--- The request ---
Exclude all pictures, then copy each of the records exactly as written.

Entries from a visual dataset
--- START ---
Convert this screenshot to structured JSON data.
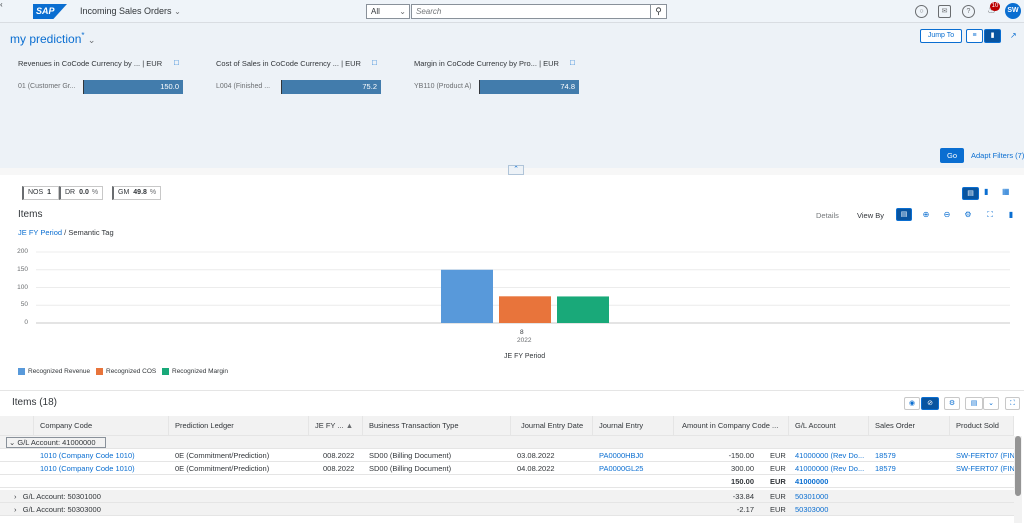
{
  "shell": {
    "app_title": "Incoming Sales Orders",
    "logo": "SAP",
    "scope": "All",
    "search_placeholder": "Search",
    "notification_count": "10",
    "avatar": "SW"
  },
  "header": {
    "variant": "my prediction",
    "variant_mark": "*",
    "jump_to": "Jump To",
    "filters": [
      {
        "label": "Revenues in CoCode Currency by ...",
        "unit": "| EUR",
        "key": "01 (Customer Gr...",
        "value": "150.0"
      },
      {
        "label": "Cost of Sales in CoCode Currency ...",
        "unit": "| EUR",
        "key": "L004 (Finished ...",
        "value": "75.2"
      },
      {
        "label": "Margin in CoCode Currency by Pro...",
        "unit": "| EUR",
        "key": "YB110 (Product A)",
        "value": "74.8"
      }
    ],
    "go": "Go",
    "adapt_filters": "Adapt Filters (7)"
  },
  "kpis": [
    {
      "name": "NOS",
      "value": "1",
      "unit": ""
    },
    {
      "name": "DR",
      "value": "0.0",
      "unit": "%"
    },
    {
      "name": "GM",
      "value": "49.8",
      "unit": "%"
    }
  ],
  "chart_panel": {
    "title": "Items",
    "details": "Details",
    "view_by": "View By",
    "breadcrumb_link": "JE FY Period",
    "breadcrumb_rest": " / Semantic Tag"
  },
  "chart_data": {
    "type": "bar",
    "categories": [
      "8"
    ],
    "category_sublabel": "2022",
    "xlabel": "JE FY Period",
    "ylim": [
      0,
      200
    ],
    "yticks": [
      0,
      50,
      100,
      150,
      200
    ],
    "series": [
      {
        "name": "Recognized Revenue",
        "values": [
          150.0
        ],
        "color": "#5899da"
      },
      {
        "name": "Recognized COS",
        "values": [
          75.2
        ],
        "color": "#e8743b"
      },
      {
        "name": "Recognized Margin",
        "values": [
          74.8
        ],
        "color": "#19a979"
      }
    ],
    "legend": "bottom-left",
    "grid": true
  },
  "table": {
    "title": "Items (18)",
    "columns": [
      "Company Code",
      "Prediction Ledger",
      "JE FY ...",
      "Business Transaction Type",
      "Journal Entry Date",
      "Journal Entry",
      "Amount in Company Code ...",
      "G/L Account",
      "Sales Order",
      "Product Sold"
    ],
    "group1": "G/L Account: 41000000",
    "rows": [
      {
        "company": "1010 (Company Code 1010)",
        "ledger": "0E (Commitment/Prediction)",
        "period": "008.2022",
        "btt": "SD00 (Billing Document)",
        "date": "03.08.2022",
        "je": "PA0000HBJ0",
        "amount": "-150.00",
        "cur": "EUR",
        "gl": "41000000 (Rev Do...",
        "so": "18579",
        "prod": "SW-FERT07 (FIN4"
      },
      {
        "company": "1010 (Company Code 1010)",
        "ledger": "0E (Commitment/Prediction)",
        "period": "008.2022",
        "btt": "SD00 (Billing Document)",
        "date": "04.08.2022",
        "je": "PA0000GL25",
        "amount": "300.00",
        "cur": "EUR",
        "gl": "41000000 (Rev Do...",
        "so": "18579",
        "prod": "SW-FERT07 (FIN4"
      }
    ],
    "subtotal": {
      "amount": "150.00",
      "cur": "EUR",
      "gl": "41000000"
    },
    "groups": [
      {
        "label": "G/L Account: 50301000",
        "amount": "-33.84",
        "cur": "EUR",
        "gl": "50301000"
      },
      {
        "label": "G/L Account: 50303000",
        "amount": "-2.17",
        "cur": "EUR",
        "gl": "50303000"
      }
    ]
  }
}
--- END ---
--- Task output ---
Convert this screenshot to structured JSON data.
{
  "shell": {
    "app_title": "Incoming Sales Orders",
    "logo": "SAP",
    "scope": "All",
    "search_placeholder": "Search",
    "notification_count": "10",
    "avatar": "SW"
  },
  "header": {
    "variant": "my prediction",
    "variant_mark": "*",
    "jump_to": "Jump To",
    "filters": [
      {
        "label": "Revenues in CoCode Currency by ...",
        "unit": "| EUR",
        "key": "01 (Customer Gr...",
        "value": "150.0"
      },
      {
        "label": "Cost of Sales in CoCode Currency ...",
        "unit": "| EUR",
        "key": "L004 (Finished ...",
        "value": "75.2"
      },
      {
        "label": "Margin in CoCode Currency by Pro...",
        "unit": "| EUR",
        "key": "YB110 (Product A)",
        "value": "74.8"
      }
    ],
    "go": "Go",
    "adapt_filters": "Adapt Filters (7)"
  },
  "kpis": [
    {
      "name": "NOS",
      "value": "1",
      "unit": ""
    },
    {
      "name": "DR",
      "value": "0.0",
      "unit": "%"
    },
    {
      "name": "GM",
      "value": "49.8",
      "unit": "%"
    }
  ],
  "chart_panel": {
    "title": "Items",
    "details": "Details",
    "view_by": "View By",
    "breadcrumb_link": "JE FY Period",
    "breadcrumb_rest": " / Semantic Tag"
  },
  "chart_data": {
    "type": "bar",
    "categories": [
      "8"
    ],
    "category_sublabel": "2022",
    "xlabel": "JE FY Period",
    "ylim": [
      0,
      200
    ],
    "yticks": [
      0,
      50,
      100,
      150,
      200
    ],
    "series": [
      {
        "name": "Recognized Revenue",
        "values": [
          150.0
        ],
        "color": "#5899da"
      },
      {
        "name": "Recognized COS",
        "values": [
          75.2
        ],
        "color": "#e8743b"
      },
      {
        "name": "Recognized Margin",
        "values": [
          74.8
        ],
        "color": "#19a979"
      }
    ],
    "legend": "bottom-left",
    "grid": true
  },
  "table": {
    "title": "Items (18)",
    "columns": [
      "Company Code",
      "Prediction Ledger",
      "JE FY ...",
      "Business Transaction Type",
      "Journal Entry Date",
      "Journal Entry",
      "Amount in Company Code ...",
      "G/L Account",
      "Sales Order",
      "Product Sold"
    ],
    "group1": "G/L Account: 41000000",
    "rows": [
      {
        "company": "1010 (Company Code 1010)",
        "ledger": "0E (Commitment/Prediction)",
        "period": "008.2022",
        "btt": "SD00 (Billing Document)",
        "date": "03.08.2022",
        "je": "PA0000HBJ0",
        "amount": "-150.00",
        "cur": "EUR",
        "gl": "41000000 (Rev Do...",
        "so": "18579",
        "prod": "SW-FERT07 (FIN4"
      },
      {
        "company": "1010 (Company Code 1010)",
        "ledger": "0E (Commitment/Prediction)",
        "period": "008.2022",
        "btt": "SD00 (Billing Document)",
        "date": "04.08.2022",
        "je": "PA0000GL25",
        "amount": "300.00",
        "cur": "EUR",
        "gl": "41000000 (Rev Do...",
        "so": "18579",
        "prod": "SW-FERT07 (FIN4"
      }
    ],
    "subtotal": {
      "amount": "150.00",
      "cur": "EUR",
      "gl": "41000000"
    },
    "groups": [
      {
        "label": "G/L Account: 50301000",
        "amount": "-33.84",
        "cur": "EUR",
        "gl": "50301000"
      },
      {
        "label": "G/L Account: 50303000",
        "amount": "-2.17",
        "cur": "EUR",
        "gl": "50303000"
      }
    ]
  }
}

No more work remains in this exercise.